### Task to complete
Restate the whole of the material. Keep every word, and drop the pictures.

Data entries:
"""

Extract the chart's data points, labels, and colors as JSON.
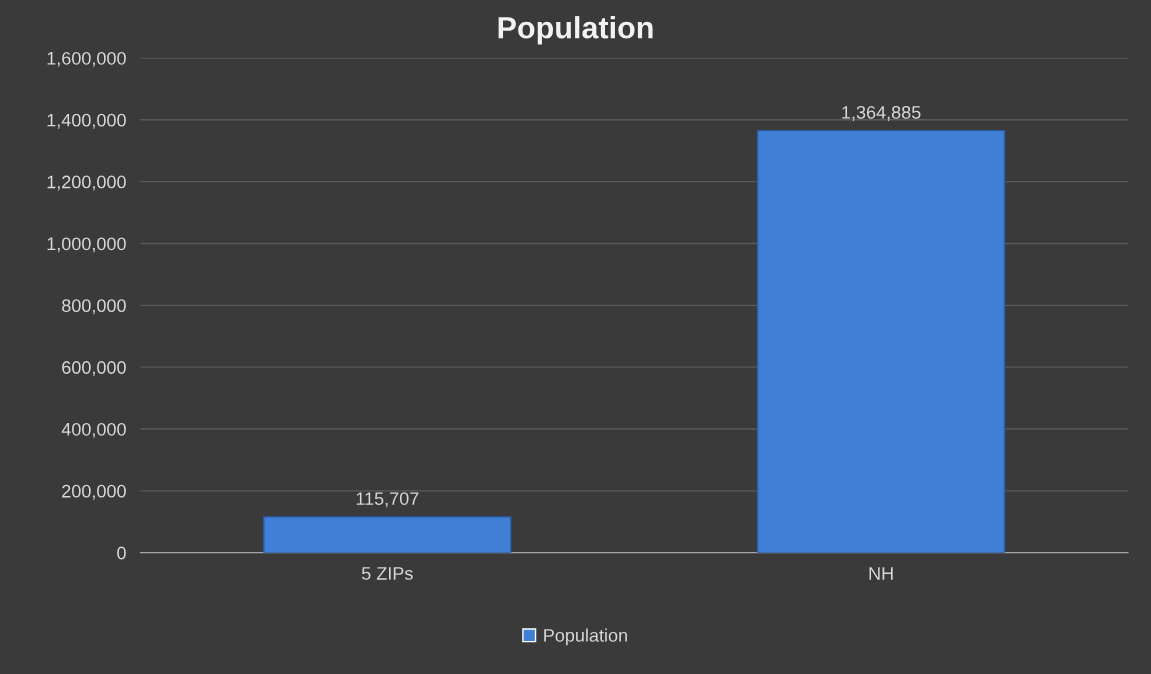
{
  "chart_data": {
    "type": "bar",
    "title": "Population",
    "categories": [
      "5 ZIPs",
      "NH"
    ],
    "series": [
      {
        "name": "Population",
        "color": "#3f80d6",
        "values": [
          115707,
          1364885
        ]
      }
    ],
    "ylim": [
      0,
      1600000
    ],
    "yticks": [
      {
        "value": 0,
        "label": "0"
      },
      {
        "value": 200000,
        "label": "200,000"
      },
      {
        "value": 400000,
        "label": "400,000"
      },
      {
        "value": 600000,
        "label": "600,000"
      },
      {
        "value": 800000,
        "label": "800,000"
      },
      {
        "value": 1000000,
        "label": "1,000,000"
      },
      {
        "value": 1200000,
        "label": "1,200,000"
      },
      {
        "value": 1400000,
        "label": "1,400,000"
      },
      {
        "value": 1600000,
        "label": "1,600,000"
      }
    ],
    "value_labels": [
      "115,707",
      "1,364,885"
    ],
    "grid": "y",
    "legend": "bottom"
  }
}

"""

### Output below
Extract the chart's data points, labels, and colors as JSON.
{
  "chart_data": {
    "type": "bar",
    "title": "Population",
    "categories": [
      "5 ZIPs",
      "NH"
    ],
    "series": [
      {
        "name": "Population",
        "color": "#3f80d6",
        "values": [
          115707,
          1364885
        ]
      }
    ],
    "ylim": [
      0,
      1600000
    ],
    "yticks": [
      {
        "value": 0,
        "label": "0"
      },
      {
        "value": 200000,
        "label": "200,000"
      },
      {
        "value": 400000,
        "label": "400,000"
      },
      {
        "value": 600000,
        "label": "600,000"
      },
      {
        "value": 800000,
        "label": "800,000"
      },
      {
        "value": 1000000,
        "label": "1,000,000"
      },
      {
        "value": 1200000,
        "label": "1,200,000"
      },
      {
        "value": 1400000,
        "label": "1,400,000"
      },
      {
        "value": 1600000,
        "label": "1,600,000"
      }
    ],
    "value_labels": [
      "115,707",
      "1,364,885"
    ],
    "grid": "y",
    "legend": "bottom"
  }
}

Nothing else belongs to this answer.